## SET EXERCISE
Every line below that contains "dash" is to be copied.

## RECORDS TO PROCESS

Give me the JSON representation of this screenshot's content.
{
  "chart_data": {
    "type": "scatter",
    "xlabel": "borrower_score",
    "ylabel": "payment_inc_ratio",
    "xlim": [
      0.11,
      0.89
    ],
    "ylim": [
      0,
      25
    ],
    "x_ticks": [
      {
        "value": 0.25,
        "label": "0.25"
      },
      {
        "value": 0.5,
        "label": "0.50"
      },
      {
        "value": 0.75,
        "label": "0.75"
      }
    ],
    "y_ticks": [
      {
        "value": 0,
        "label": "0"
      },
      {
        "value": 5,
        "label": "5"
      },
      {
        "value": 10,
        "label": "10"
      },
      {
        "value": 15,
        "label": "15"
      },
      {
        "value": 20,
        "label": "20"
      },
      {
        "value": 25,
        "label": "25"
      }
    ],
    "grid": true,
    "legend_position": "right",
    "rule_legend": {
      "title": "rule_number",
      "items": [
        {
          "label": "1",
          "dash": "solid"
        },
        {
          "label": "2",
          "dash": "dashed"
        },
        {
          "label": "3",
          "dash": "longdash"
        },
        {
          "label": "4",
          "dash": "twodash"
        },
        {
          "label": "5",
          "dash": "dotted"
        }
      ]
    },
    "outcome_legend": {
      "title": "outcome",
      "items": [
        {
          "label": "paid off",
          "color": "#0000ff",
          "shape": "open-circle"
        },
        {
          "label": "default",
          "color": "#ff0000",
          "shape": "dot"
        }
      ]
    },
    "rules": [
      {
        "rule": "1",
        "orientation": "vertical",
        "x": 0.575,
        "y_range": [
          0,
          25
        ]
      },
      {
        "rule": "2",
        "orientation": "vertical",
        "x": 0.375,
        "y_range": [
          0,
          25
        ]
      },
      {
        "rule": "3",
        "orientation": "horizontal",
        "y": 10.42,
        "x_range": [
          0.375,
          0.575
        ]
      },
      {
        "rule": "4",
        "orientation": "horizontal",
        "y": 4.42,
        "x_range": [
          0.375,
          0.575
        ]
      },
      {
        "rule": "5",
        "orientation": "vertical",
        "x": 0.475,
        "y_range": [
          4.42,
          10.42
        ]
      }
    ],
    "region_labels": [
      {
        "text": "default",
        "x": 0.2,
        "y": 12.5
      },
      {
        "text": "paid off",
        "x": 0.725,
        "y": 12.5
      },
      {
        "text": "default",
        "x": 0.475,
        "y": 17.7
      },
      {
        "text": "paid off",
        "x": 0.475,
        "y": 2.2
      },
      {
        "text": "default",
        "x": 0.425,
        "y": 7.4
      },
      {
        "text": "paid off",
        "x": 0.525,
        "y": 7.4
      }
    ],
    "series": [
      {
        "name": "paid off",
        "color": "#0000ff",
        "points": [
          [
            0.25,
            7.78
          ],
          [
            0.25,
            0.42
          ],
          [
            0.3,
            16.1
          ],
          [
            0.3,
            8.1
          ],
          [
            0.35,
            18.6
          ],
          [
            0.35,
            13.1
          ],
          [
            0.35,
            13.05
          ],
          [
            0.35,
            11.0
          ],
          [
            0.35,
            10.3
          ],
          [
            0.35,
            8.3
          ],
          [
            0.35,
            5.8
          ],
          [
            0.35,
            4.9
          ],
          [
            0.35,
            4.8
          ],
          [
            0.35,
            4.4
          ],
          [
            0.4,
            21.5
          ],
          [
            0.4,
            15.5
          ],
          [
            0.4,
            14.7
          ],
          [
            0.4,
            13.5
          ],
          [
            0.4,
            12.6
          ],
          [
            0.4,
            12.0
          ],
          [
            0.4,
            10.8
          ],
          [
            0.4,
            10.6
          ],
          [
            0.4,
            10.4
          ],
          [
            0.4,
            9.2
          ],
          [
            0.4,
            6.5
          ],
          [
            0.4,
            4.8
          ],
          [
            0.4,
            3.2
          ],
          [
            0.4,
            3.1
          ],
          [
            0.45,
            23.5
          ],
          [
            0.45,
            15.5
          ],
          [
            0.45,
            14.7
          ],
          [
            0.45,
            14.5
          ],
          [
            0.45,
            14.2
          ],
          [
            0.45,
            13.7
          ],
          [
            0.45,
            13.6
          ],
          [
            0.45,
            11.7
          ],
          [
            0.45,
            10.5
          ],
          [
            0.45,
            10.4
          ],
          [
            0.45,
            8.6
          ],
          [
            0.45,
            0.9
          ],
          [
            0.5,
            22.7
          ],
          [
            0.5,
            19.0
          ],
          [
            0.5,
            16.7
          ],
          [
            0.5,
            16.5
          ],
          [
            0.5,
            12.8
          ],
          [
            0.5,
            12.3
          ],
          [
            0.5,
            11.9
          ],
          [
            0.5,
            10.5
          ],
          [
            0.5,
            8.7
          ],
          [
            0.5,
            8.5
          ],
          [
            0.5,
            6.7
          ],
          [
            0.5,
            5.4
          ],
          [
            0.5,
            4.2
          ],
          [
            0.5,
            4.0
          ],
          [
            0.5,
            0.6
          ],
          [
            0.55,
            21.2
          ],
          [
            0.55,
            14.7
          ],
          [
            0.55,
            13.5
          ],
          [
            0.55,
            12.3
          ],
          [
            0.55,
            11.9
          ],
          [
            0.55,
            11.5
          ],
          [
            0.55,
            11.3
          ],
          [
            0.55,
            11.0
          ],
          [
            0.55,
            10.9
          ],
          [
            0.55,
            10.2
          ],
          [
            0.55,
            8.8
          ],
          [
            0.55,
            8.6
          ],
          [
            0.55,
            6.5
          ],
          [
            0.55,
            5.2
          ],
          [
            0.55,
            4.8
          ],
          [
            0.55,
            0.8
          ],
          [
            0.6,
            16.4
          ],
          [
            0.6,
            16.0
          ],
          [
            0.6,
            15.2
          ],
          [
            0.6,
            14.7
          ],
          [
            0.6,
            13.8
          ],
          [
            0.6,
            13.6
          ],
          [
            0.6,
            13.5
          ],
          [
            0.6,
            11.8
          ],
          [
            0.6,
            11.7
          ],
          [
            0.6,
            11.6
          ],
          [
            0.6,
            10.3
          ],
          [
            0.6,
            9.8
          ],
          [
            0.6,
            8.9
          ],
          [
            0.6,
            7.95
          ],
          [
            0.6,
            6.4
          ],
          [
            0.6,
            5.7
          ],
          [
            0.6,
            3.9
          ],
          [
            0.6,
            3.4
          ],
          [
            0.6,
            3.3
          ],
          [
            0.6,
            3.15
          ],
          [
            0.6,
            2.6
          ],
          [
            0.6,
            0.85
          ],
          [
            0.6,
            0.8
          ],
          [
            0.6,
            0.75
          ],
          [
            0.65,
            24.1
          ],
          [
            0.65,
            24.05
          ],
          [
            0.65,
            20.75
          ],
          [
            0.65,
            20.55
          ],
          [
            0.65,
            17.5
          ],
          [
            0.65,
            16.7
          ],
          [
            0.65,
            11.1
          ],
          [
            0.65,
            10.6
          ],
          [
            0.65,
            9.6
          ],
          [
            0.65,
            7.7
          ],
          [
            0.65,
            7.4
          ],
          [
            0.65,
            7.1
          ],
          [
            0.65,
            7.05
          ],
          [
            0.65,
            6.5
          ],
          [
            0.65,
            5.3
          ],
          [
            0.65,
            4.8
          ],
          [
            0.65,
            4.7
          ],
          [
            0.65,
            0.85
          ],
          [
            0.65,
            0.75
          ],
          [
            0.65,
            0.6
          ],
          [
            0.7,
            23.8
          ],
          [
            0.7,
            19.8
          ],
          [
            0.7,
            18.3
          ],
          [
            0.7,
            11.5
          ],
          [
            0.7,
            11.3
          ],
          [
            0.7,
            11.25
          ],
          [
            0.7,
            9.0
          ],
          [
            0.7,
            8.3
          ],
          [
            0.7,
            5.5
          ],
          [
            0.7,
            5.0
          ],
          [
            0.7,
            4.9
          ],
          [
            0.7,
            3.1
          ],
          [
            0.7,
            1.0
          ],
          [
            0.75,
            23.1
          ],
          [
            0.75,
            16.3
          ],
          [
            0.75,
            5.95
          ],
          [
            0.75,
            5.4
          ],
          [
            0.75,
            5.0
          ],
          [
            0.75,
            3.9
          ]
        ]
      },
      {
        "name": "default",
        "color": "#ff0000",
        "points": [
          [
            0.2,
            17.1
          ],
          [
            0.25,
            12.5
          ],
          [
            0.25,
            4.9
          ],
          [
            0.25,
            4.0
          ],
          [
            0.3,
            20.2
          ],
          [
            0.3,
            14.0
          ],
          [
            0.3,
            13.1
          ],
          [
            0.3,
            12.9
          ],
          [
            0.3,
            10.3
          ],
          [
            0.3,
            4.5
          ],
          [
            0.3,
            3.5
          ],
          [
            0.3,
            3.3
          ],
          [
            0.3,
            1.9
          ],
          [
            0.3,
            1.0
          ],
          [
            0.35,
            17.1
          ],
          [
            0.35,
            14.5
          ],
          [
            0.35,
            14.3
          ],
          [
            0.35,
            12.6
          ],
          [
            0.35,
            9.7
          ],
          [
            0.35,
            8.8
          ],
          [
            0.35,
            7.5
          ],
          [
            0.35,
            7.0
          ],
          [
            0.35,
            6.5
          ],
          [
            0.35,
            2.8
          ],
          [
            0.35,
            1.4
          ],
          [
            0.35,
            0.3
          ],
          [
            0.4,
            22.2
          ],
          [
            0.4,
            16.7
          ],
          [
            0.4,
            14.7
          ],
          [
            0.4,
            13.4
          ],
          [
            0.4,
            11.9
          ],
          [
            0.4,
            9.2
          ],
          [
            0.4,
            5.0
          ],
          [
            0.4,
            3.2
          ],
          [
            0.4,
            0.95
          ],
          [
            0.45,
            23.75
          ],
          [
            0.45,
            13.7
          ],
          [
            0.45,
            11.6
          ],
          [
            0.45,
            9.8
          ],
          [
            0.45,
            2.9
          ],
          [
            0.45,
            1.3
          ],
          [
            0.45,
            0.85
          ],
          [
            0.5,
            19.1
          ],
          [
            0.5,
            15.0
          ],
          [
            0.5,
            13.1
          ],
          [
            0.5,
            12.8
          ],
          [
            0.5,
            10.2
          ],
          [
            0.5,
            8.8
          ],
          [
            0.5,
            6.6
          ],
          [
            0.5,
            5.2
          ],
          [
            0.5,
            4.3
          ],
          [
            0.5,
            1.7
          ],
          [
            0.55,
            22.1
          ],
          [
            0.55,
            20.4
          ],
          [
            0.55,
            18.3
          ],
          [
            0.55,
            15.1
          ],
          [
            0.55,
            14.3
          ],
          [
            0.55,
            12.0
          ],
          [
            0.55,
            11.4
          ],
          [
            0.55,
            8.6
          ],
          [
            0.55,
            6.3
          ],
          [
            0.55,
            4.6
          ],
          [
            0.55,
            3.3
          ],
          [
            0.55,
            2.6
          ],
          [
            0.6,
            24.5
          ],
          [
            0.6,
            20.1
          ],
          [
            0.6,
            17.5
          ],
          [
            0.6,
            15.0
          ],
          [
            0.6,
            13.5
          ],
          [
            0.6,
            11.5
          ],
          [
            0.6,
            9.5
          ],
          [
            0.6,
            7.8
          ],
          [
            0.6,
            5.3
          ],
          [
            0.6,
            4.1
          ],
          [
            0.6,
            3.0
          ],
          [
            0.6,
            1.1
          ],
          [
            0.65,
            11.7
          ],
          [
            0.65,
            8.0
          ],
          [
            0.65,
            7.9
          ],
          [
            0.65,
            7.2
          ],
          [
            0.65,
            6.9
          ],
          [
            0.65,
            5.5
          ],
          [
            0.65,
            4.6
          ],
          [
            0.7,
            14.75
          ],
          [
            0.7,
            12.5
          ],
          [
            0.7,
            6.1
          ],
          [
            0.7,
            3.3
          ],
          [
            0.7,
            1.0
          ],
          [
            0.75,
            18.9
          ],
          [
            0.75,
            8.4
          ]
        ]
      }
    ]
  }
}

## THE RESULT
          "dash": "solid"
          "dash": "dashed"
          "dash": "longdash"
          "dash": "twodash"
          "dash": "dotted"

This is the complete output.